> **Work instructions**: Set each entry down verbatim, omitting images.
>> Begin
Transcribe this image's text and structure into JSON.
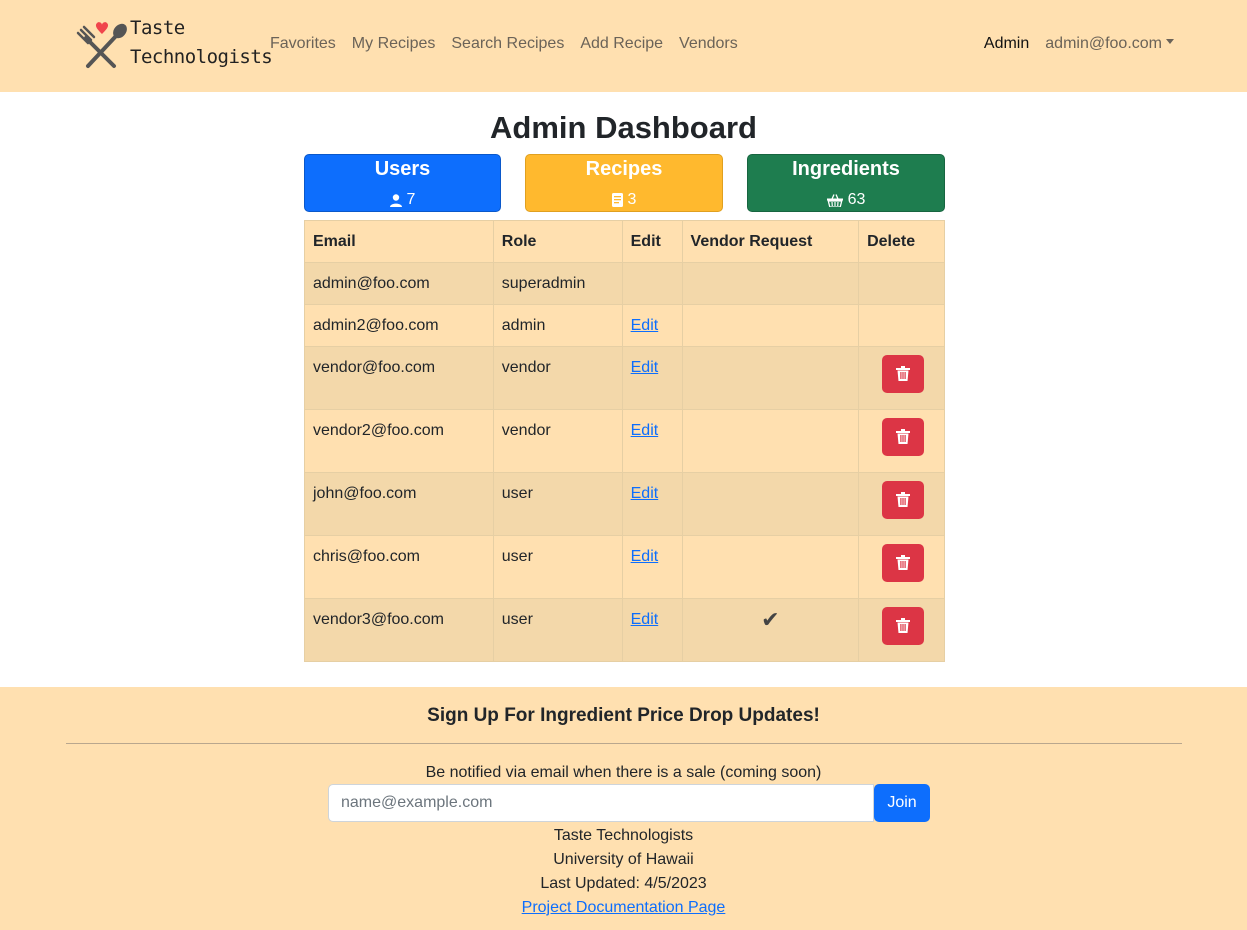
{
  "navbar": {
    "brand_line1": "Taste",
    "brand_line2": "Technologists",
    "links": [
      "Favorites",
      "My Recipes",
      "Search Recipes",
      "Add Recipe",
      "Vendors"
    ],
    "admin_label": "Admin",
    "user_email": "admin@foo.com"
  },
  "page": {
    "title": "Admin Dashboard"
  },
  "stats": {
    "users": {
      "label": "Users",
      "count": "7",
      "icon": "person-icon"
    },
    "recipes": {
      "label": "Recipes",
      "count": "3",
      "icon": "document-icon"
    },
    "ingredients": {
      "label": "Ingredients",
      "count": "63",
      "icon": "basket-icon"
    }
  },
  "table": {
    "headers": [
      "Email",
      "Role",
      "Edit",
      "Vendor Request",
      "Delete"
    ],
    "edit_label": "Edit",
    "check_mark": "✔",
    "rows": [
      {
        "email": "admin@foo.com",
        "role": "superadmin",
        "editable": false,
        "vendor_request": false,
        "deletable": false
      },
      {
        "email": "admin2@foo.com",
        "role": "admin",
        "editable": true,
        "vendor_request": false,
        "deletable": false
      },
      {
        "email": "vendor@foo.com",
        "role": "vendor",
        "editable": true,
        "vendor_request": false,
        "deletable": true
      },
      {
        "email": "vendor2@foo.com",
        "role": "vendor",
        "editable": true,
        "vendor_request": false,
        "deletable": true
      },
      {
        "email": "john@foo.com",
        "role": "user",
        "editable": true,
        "vendor_request": false,
        "deletable": true
      },
      {
        "email": "chris@foo.com",
        "role": "user",
        "editable": true,
        "vendor_request": false,
        "deletable": true
      },
      {
        "email": "vendor3@foo.com",
        "role": "user",
        "editable": true,
        "vendor_request": true,
        "deletable": true
      }
    ]
  },
  "footer": {
    "heading": "Sign Up For Ingredient Price Drop Updates!",
    "note": "Be notified via email when there is a sale (coming soon)",
    "email_placeholder": "name@example.com",
    "join_label": "Join",
    "org": "Taste Technologists",
    "school": "University of Hawaii",
    "updated": "Last Updated: 4/5/2023",
    "doc_link": "Project Documentation Page"
  },
  "colors": {
    "navbar_bg": "#ffe0b0",
    "users_card": "#0d6efd",
    "recipes_card": "#ffb92e",
    "ingredients_card": "#1e7d4f",
    "delete_button": "#dc3545",
    "link": "#0d6efd"
  }
}
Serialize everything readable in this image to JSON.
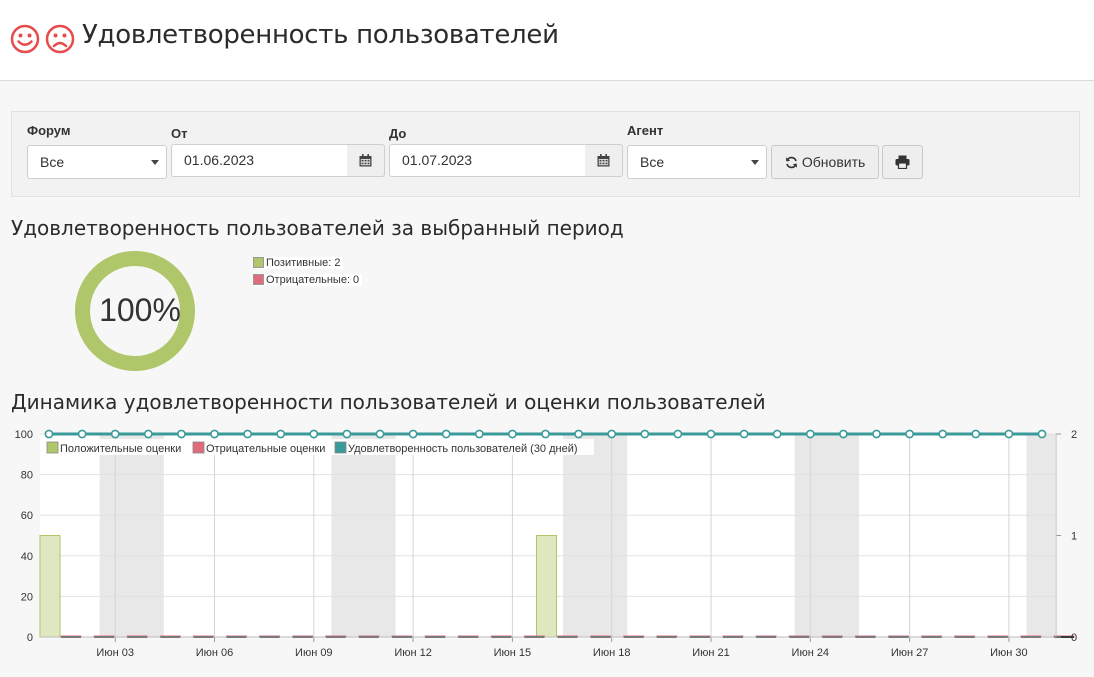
{
  "header": {
    "title": "Удовлетворенность пользователей",
    "icons": [
      "smile-icon",
      "frown-icon"
    ],
    "icon_color": "#e74c4c"
  },
  "filters": {
    "forum": {
      "label": "Форум",
      "value": "Все"
    },
    "from": {
      "label": "От",
      "value": "01.06.2023"
    },
    "to": {
      "label": "До",
      "value": "01.07.2023"
    },
    "agent": {
      "label": "Агент",
      "value": "Все"
    },
    "refresh_label": "Обновить"
  },
  "period": {
    "title": "Удовлетворенность пользователей за выбранный период",
    "percent_label": "100%",
    "positive_legend": "Позитивные: 2",
    "negative_legend": "Отрицательные: 0",
    "positive_color": "#afc66a",
    "negative_color": "#e06b7b"
  },
  "dynamics": {
    "title": "Динамика удовлетворенности пользователей и оценки пользователей"
  },
  "chart_data": {
    "type": "bar",
    "title": "",
    "x": [
      "Июн 01",
      "Июн 02",
      "Июн 03",
      "Июн 04",
      "Июн 05",
      "Июн 06",
      "Июн 07",
      "Июн 08",
      "Июн 09",
      "Июн 10",
      "Июн 11",
      "Июн 12",
      "Июн 13",
      "Июн 14",
      "Июн 15",
      "Июн 16",
      "Июн 17",
      "Июн 18",
      "Июн 19",
      "Июн 20",
      "Июн 21",
      "Июн 22",
      "Июн 23",
      "Июн 24",
      "Июн 25",
      "Июн 26",
      "Июн 27",
      "Июн 28",
      "Июн 29",
      "Июн 30",
      "Июл 01"
    ],
    "x_tick_labels": [
      "Июн 03",
      "Июн 06",
      "Июн 09",
      "Июн 12",
      "Июн 15",
      "Июн 18",
      "Июн 21",
      "Июн 24",
      "Июн 27",
      "Июн 30"
    ],
    "series": [
      {
        "name": "Положительные оценки",
        "type": "bar",
        "axis": "left",
        "color": "#afc66a",
        "values": [
          1,
          0,
          0,
          0,
          0,
          0,
          0,
          0,
          0,
          0,
          0,
          0,
          0,
          0,
          0,
          1,
          0,
          0,
          0,
          0,
          0,
          0,
          0,
          0,
          0,
          0,
          0,
          0,
          0,
          0,
          0
        ]
      },
      {
        "name": "Отрицательные оценки",
        "type": "bar",
        "axis": "left",
        "color": "#e06b7b",
        "values": [
          0,
          0,
          0,
          0,
          0,
          0,
          0,
          0,
          0,
          0,
          0,
          0,
          0,
          0,
          0,
          0,
          0,
          0,
          0,
          0,
          0,
          0,
          0,
          0,
          0,
          0,
          0,
          0,
          0,
          0,
          0
        ]
      },
      {
        "name": "Удовлетворенность пользователей (30 дней)",
        "type": "line",
        "axis": "right",
        "color": "#3a9a9a",
        "values": [
          100,
          100,
          100,
          100,
          100,
          100,
          100,
          100,
          100,
          100,
          100,
          100,
          100,
          100,
          100,
          100,
          100,
          100,
          100,
          100,
          100,
          100,
          100,
          100,
          100,
          100,
          100,
          100,
          100,
          100,
          100
        ]
      }
    ],
    "y_left_ticks": [
      "0",
      "20",
      "40",
      "60",
      "80",
      "100"
    ],
    "y_right_ticks": [
      "0",
      "1",
      "2"
    ],
    "y_left_range": [
      0,
      100
    ],
    "y_right_range": [
      0,
      2
    ],
    "weekend_bands": [
      [
        "Июн 03",
        "Июн 04"
      ],
      [
        "Июн 10",
        "Июн 11"
      ],
      [
        "Июн 17",
        "Июн 18"
      ],
      [
        "Июн 24",
        "Июн 25"
      ],
      [
        "Июл 01",
        "Июл 01"
      ]
    ],
    "grid": true,
    "legend_position": "top-left"
  }
}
>> End
> **Result for this task**:
Transcribe this image's text and structure into JSON.
{
  "navbar": {
    "brand_line1": "Taste",
    "brand_line2": "Technologists",
    "links": [
      "Favorites",
      "My Recipes",
      "Search Recipes",
      "Add Recipe",
      "Vendors"
    ],
    "admin_label": "Admin",
    "user_email": "admin@foo.com"
  },
  "page": {
    "title": "Admin Dashboard"
  },
  "stats": {
    "users": {
      "label": "Users",
      "count": "7",
      "icon": "person-icon"
    },
    "recipes": {
      "label": "Recipes",
      "count": "3",
      "icon": "document-icon"
    },
    "ingredients": {
      "label": "Ingredients",
      "count": "63",
      "icon": "basket-icon"
    }
  },
  "table": {
    "headers": [
      "Email",
      "Role",
      "Edit",
      "Vendor Request",
      "Delete"
    ],
    "edit_label": "Edit",
    "check_mark": "✔",
    "rows": [
      {
        "email": "admin@foo.com",
        "role": "superadmin",
        "editable": false,
        "vendor_request": false,
        "deletable": false
      },
      {
        "email": "admin2@foo.com",
        "role": "admin",
        "editable": true,
        "vendor_request": false,
        "deletable": false
      },
      {
        "email": "vendor@foo.com",
        "role": "vendor",
        "editable": true,
        "vendor_request": false,
        "deletable": true
      },
      {
        "email": "vendor2@foo.com",
        "role": "vendor",
        "editable": true,
        "vendor_request": false,
        "deletable": true
      },
      {
        "email": "john@foo.com",
        "role": "user",
        "editable": true,
        "vendor_request": false,
        "deletable": true
      },
      {
        "email": "chris@foo.com",
        "role": "user",
        "editable": true,
        "vendor_request": false,
        "deletable": true
      },
      {
        "email": "vendor3@foo.com",
        "role": "user",
        "editable": true,
        "vendor_request": true,
        "deletable": true
      }
    ]
  },
  "footer": {
    "heading": "Sign Up For Ingredient Price Drop Updates!",
    "note": "Be notified via email when there is a sale (coming soon)",
    "email_placeholder": "name@example.com",
    "join_label": "Join",
    "org": "Taste Technologists",
    "school": "University of Hawaii",
    "updated": "Last Updated: 4/5/2023",
    "doc_link": "Project Documentation Page"
  },
  "colors": {
    "navbar_bg": "#ffe0b0",
    "users_card": "#0d6efd",
    "recipes_card": "#ffb92e",
    "ingredients_card": "#1e7d4f",
    "delete_button": "#dc3545",
    "link": "#0d6efd"
  }
}
Serialize everything readable in this image to JSON.
{
  "header": {
    "title": "Удовлетворенность пользователей",
    "icons": [
      "smile-icon",
      "frown-icon"
    ],
    "icon_color": "#e74c4c"
  },
  "filters": {
    "forum": {
      "label": "Форум",
      "value": "Все"
    },
    "from": {
      "label": "От",
      "value": "01.06.2023"
    },
    "to": {
      "label": "До",
      "value": "01.07.2023"
    },
    "agent": {
      "label": "Агент",
      "value": "Все"
    },
    "refresh_label": "Обновить"
  },
  "period": {
    "title": "Удовлетворенность пользователей за выбранный период",
    "percent_label": "100%",
    "positive_legend": "Позитивные: 2",
    "negative_legend": "Отрицательные: 0",
    "positive_color": "#afc66a",
    "negative_color": "#e06b7b"
  },
  "dynamics": {
    "title": "Динамика удовлетворенности пользователей и оценки пользователей"
  },
  "chart_data": {
    "type": "bar",
    "title": "",
    "x": [
      "Июн 01",
      "Июн 02",
      "Июн 03",
      "Июн 04",
      "Июн 05",
      "Июн 06",
      "Июн 07",
      "Июн 08",
      "Июн 09",
      "Июн 10",
      "Июн 11",
      "Июн 12",
      "Июн 13",
      "Июн 14",
      "Июн 15",
      "Июн 16",
      "Июн 17",
      "Июн 18",
      "Июн 19",
      "Июн 20",
      "Июн 21",
      "Июн 22",
      "Июн 23",
      "Июн 24",
      "Июн 25",
      "Июн 26",
      "Июн 27",
      "Июн 28",
      "Июн 29",
      "Июн 30",
      "Июл 01"
    ],
    "x_tick_labels": [
      "Июн 03",
      "Июн 06",
      "Июн 09",
      "Июн 12",
      "Июн 15",
      "Июн 18",
      "Июн 21",
      "Июн 24",
      "Июн 27",
      "Июн 30"
    ],
    "series": [
      {
        "name": "Положительные оценки",
        "type": "bar",
        "axis": "left",
        "color": "#afc66a",
        "values": [
          1,
          0,
          0,
          0,
          0,
          0,
          0,
          0,
          0,
          0,
          0,
          0,
          0,
          0,
          0,
          1,
          0,
          0,
          0,
          0,
          0,
          0,
          0,
          0,
          0,
          0,
          0,
          0,
          0,
          0,
          0
        ]
      },
      {
        "name": "Отрицательные оценки",
        "type": "bar",
        "axis": "left",
        "color": "#e06b7b",
        "values": [
          0,
          0,
          0,
          0,
          0,
          0,
          0,
          0,
          0,
          0,
          0,
          0,
          0,
          0,
          0,
          0,
          0,
          0,
          0,
          0,
          0,
          0,
          0,
          0,
          0,
          0,
          0,
          0,
          0,
          0,
          0
        ]
      },
      {
        "name": "Удовлетворенность пользователей (30 дней)",
        "type": "line",
        "axis": "right",
        "color": "#3a9a9a",
        "values": [
          100,
          100,
          100,
          100,
          100,
          100,
          100,
          100,
          100,
          100,
          100,
          100,
          100,
          100,
          100,
          100,
          100,
          100,
          100,
          100,
          100,
          100,
          100,
          100,
          100,
          100,
          100,
          100,
          100,
          100,
          100
        ]
      }
    ],
    "y_left_ticks": [
      "0",
      "20",
      "40",
      "60",
      "80",
      "100"
    ],
    "y_right_ticks": [
      "0",
      "1",
      "2"
    ],
    "y_left_range": [
      0,
      100
    ],
    "y_right_range": [
      0,
      2
    ],
    "weekend_bands": [
      [
        "Июн 03",
        "Июн 04"
      ],
      [
        "Июн 10",
        "Июн 11"
      ],
      [
        "Июн 17",
        "Июн 18"
      ],
      [
        "Июн 24",
        "Июн 25"
      ],
      [
        "Июл 01",
        "Июл 01"
      ]
    ],
    "grid": true,
    "legend_position": "top-left"
  }
}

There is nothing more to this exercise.